>> BEGIN RAW DATA

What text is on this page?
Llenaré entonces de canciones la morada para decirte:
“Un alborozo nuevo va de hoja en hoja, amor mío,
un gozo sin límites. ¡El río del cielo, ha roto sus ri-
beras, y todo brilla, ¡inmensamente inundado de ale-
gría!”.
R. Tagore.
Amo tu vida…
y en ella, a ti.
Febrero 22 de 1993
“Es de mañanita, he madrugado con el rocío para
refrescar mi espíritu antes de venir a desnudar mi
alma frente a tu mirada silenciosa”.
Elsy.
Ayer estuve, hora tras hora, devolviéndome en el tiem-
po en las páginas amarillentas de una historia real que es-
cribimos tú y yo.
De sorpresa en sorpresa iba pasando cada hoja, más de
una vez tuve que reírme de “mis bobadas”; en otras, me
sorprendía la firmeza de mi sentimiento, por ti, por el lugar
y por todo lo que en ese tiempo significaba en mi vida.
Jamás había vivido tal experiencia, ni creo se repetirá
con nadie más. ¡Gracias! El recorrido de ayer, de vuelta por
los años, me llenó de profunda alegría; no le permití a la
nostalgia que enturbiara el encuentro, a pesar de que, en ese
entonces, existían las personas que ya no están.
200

>> END RAW DATA
>> BEGIN RAW DATA

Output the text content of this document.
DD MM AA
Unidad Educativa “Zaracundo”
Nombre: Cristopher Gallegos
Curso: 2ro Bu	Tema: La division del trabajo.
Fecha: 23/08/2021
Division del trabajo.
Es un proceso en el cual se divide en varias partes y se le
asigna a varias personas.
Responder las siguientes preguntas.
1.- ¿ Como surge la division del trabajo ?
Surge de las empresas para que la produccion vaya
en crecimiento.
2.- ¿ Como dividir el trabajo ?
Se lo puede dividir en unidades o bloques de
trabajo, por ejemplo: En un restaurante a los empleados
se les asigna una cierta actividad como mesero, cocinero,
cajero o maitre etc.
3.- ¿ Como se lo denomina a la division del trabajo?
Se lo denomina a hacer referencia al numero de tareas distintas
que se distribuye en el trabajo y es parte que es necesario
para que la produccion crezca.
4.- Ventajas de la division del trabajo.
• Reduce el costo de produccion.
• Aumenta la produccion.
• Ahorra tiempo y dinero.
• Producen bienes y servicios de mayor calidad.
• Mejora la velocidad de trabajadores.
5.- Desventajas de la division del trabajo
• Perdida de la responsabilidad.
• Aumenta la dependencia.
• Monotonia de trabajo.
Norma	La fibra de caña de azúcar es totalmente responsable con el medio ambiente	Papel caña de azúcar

>> END RAW DATA
>> BEGIN RAW DATA

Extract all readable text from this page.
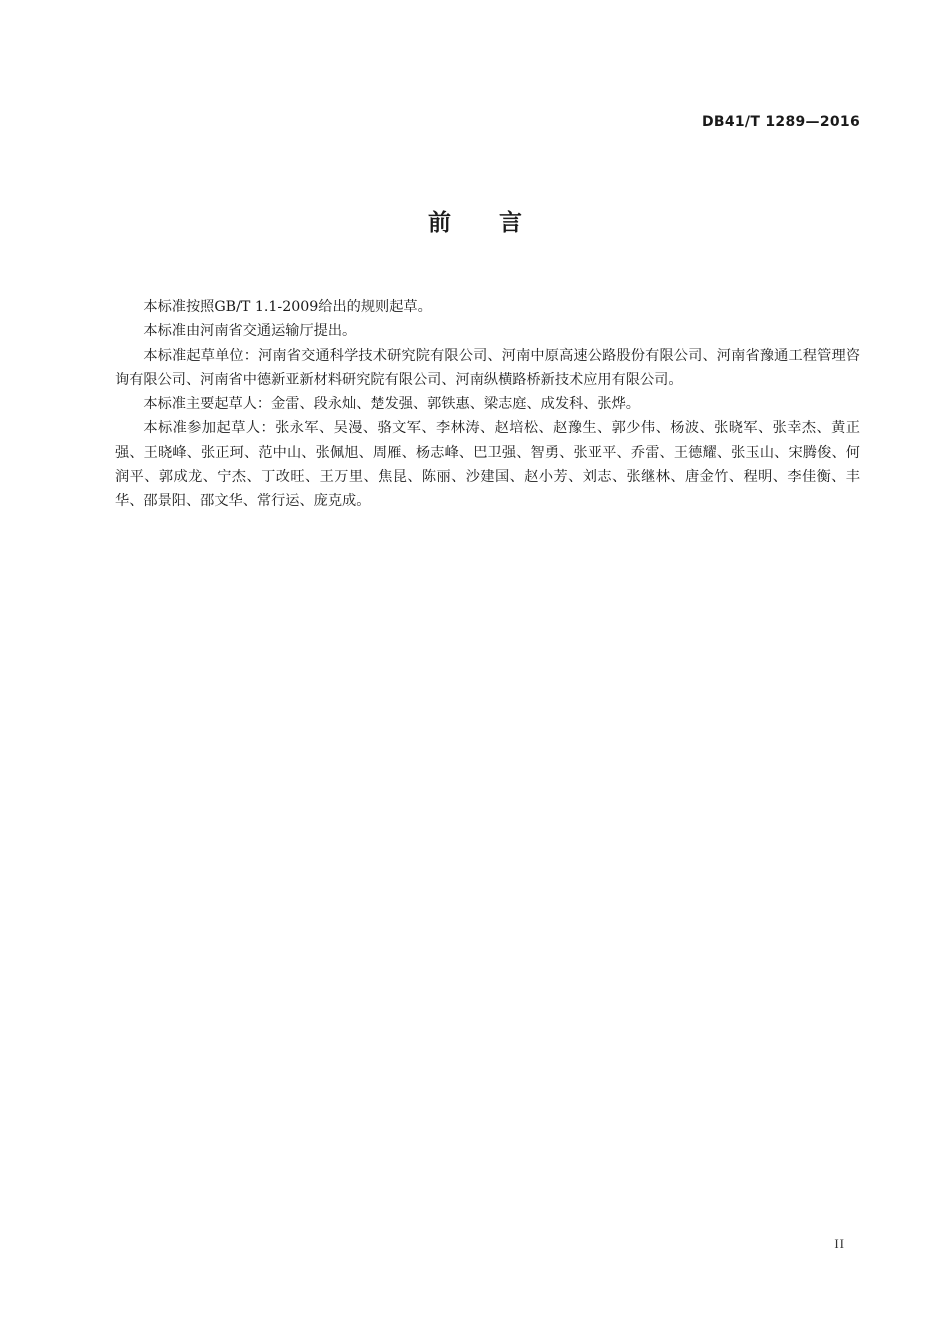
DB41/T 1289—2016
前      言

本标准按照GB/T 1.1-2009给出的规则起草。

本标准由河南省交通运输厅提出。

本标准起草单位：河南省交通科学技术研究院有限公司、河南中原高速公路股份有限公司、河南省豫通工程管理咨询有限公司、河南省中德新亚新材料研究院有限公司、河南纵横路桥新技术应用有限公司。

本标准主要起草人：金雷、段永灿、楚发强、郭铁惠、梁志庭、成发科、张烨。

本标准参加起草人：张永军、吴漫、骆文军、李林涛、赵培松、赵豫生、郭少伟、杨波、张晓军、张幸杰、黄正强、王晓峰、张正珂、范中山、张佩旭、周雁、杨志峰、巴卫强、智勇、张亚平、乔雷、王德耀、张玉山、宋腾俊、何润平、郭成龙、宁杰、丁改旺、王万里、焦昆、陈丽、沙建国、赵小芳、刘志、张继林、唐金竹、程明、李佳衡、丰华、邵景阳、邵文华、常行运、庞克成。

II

>> END RAW DATA

[WHAT IS REQUIRED]:
Going through the data above, count the lines where the string "entonces" appears, and answer with only that number.

[RESPONSE TO THE EXERCISE]:
2